[start]

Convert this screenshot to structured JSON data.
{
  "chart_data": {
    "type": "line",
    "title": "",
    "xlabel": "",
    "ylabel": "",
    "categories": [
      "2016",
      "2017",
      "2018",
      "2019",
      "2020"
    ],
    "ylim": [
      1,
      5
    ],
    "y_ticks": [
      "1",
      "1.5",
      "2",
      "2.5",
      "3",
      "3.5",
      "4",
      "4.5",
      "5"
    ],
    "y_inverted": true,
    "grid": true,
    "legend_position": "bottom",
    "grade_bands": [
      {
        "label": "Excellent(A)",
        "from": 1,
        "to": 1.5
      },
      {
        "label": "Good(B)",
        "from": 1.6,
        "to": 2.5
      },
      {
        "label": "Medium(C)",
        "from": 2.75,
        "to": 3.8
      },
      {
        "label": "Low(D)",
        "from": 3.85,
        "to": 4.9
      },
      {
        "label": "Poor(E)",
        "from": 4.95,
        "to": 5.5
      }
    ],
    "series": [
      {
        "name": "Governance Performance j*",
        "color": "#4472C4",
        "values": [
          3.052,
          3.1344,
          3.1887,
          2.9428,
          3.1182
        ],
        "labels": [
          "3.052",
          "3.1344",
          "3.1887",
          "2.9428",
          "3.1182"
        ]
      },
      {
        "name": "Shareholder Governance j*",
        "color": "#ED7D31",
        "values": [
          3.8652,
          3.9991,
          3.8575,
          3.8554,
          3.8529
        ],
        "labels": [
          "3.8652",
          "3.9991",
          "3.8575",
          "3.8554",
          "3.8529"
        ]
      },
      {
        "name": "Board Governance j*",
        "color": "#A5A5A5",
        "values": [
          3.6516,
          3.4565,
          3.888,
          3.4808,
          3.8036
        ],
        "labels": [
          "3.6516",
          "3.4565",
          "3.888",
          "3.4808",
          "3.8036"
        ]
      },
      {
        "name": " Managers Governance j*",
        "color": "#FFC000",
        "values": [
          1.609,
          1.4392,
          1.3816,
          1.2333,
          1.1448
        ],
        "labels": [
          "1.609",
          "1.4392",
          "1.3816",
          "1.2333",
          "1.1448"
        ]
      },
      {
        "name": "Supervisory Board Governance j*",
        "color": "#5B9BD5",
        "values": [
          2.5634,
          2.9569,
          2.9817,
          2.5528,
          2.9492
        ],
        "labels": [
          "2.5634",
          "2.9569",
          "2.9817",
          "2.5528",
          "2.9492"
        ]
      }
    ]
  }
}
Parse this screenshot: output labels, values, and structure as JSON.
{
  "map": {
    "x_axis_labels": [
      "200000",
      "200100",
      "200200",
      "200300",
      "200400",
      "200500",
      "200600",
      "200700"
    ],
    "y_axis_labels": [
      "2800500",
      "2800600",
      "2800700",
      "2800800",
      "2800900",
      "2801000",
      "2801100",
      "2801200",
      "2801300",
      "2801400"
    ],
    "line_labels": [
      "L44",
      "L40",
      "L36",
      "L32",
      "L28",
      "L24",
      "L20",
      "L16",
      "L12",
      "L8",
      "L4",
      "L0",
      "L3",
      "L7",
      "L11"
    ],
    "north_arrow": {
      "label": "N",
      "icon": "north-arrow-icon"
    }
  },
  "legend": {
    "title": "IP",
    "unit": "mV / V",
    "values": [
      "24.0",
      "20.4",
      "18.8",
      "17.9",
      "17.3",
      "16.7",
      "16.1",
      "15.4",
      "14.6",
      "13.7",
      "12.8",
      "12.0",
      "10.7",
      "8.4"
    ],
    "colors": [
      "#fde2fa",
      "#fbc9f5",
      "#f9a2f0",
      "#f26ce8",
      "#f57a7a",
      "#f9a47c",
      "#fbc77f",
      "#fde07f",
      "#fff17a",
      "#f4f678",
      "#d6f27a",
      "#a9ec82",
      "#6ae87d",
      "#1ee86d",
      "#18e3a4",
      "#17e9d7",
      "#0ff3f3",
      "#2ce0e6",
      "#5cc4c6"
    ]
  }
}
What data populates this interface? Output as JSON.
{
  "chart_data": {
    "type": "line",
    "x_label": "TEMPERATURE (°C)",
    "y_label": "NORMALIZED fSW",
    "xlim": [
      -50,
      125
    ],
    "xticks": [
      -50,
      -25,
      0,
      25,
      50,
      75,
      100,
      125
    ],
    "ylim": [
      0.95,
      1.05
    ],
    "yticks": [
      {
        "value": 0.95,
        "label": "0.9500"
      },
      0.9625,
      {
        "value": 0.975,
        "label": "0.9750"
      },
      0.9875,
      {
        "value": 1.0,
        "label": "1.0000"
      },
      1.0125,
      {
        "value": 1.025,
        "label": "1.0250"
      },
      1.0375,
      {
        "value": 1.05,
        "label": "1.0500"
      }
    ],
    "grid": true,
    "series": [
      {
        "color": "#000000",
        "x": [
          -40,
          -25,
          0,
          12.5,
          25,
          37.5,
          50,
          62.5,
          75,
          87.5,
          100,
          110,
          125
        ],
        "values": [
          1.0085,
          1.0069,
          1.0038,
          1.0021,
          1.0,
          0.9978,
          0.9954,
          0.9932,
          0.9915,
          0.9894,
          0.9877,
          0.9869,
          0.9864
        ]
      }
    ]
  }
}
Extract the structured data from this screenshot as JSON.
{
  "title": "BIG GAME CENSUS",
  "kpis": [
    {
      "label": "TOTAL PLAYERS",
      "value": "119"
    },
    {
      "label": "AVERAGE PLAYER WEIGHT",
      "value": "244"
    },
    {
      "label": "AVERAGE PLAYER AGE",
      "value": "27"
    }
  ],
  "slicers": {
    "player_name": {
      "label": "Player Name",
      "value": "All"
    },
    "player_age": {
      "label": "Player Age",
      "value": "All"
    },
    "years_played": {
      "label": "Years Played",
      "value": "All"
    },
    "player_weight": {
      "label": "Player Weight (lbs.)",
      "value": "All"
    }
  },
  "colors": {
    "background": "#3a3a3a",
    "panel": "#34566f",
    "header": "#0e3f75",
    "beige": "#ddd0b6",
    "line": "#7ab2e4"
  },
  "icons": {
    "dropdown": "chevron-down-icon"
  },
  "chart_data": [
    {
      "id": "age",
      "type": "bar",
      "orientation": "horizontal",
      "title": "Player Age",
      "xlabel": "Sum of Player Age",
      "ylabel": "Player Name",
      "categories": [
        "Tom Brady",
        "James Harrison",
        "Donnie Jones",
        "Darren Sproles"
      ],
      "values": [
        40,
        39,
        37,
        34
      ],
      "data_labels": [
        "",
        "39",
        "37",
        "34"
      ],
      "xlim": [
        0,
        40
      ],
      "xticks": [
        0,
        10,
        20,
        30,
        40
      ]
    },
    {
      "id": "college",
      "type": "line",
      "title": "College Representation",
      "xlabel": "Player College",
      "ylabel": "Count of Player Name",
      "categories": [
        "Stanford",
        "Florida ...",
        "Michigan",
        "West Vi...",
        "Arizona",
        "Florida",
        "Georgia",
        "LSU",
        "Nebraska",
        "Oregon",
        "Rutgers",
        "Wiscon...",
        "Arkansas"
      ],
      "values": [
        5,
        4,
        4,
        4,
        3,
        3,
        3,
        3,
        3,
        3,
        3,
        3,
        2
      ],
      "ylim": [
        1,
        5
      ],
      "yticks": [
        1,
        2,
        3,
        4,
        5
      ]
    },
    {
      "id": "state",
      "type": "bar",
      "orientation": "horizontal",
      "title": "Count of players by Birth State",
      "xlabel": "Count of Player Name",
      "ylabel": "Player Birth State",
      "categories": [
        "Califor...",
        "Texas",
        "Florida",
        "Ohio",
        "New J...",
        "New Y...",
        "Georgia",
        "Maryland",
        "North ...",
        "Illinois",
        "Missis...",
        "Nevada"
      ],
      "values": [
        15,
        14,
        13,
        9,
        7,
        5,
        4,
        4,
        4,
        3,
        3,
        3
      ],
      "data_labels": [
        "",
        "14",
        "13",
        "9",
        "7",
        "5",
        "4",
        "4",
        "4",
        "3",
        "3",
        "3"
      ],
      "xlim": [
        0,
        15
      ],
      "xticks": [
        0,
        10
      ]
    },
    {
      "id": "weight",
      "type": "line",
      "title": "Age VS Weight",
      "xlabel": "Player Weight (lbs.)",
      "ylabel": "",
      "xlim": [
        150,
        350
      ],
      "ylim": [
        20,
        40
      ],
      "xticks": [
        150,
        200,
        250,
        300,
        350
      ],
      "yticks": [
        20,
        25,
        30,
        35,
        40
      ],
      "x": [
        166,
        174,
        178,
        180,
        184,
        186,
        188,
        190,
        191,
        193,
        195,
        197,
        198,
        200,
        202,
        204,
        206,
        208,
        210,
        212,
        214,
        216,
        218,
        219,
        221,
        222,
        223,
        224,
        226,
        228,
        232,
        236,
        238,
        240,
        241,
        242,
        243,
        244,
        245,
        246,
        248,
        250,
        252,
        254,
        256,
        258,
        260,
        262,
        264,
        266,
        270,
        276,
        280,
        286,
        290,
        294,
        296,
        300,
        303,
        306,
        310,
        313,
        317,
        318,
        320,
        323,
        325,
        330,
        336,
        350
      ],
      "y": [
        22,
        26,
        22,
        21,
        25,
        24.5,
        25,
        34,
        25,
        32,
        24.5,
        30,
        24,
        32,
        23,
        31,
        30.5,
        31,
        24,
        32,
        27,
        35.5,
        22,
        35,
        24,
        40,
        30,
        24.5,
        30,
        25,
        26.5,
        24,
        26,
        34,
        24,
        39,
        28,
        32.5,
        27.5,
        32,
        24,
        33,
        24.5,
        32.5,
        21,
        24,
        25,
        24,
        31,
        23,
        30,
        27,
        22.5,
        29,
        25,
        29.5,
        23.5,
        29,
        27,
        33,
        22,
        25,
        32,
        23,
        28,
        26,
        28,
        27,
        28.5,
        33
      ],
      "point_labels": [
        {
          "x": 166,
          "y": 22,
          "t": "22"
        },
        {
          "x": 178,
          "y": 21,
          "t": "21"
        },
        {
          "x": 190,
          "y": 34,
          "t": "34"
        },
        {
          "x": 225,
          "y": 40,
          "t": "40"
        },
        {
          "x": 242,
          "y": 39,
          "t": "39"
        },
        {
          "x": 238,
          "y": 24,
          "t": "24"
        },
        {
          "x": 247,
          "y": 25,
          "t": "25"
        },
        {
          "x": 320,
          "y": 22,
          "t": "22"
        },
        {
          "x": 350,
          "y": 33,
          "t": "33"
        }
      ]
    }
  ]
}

[end]

§ Problem description
Pull out every line in the data above that has the word "Birth".

§ Written answer
      "title": "Count of players by Birth State",
      "ylabel": "Player Birth State",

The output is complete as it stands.